[start]
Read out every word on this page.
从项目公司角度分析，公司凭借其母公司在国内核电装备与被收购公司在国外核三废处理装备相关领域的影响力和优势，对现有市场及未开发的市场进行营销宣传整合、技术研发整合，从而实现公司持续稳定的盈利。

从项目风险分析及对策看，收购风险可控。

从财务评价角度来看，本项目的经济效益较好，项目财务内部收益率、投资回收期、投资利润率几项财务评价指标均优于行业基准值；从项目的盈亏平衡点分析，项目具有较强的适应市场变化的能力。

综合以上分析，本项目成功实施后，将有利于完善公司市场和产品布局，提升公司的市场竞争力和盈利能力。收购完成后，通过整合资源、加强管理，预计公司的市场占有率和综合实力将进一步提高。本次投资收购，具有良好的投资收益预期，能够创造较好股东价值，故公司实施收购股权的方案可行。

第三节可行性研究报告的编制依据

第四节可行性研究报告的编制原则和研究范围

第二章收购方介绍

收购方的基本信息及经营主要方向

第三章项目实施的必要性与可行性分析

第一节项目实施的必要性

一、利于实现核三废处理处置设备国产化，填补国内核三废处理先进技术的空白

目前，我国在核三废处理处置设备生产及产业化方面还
[end]
Problem requirements.
Using the data above, repeat every line exactly.

Answer to the exercise.
Read out every word on this page.
从项目公司角度分析，公司凭借其母公司在国内核电装备与被收购公司在国外核三废处理装备相关领域的影响力和优势，对现有市场及未开发的市场进行营销宣传整合、技术研发整合，从而实现公司持续稳定的盈利。

从项目风险分析及对策看，收购风险可控。

从财务评价角度来看，本项目的经济效益较好，项目财务内部收益率、投资回收期、投资利润率几项财务评价指标均优于行业基准值；从项目的盈亏平衡点分析，项目具有较强的适应市场变化的能力。

综合以上分析，本项目成功实施后，将有利于完善公司市场和产品布局，提升公司的市场竞争力和盈利能力。收购完成后，通过整合资源、加强管理，预计公司的市场占有率和综合实力将进一步提高。本次投资收购，具有良好的投资收益预期，能够创造较好股东价值，故公司实施收购股权的方案可行。

第三节可行性研究报告的编制依据

第四节可行性研究报告的编制原则和研究范围

第二章收购方介绍

收购方的基本信息及经营主要方向

第三章项目实施的必要性与可行性分析

第一节项目实施的必要性

一、利于实现核三废处理处置设备国产化，填补国内核三废处理先进技术的空白

目前，我国在核三废处理处置设备生产及产业化方面还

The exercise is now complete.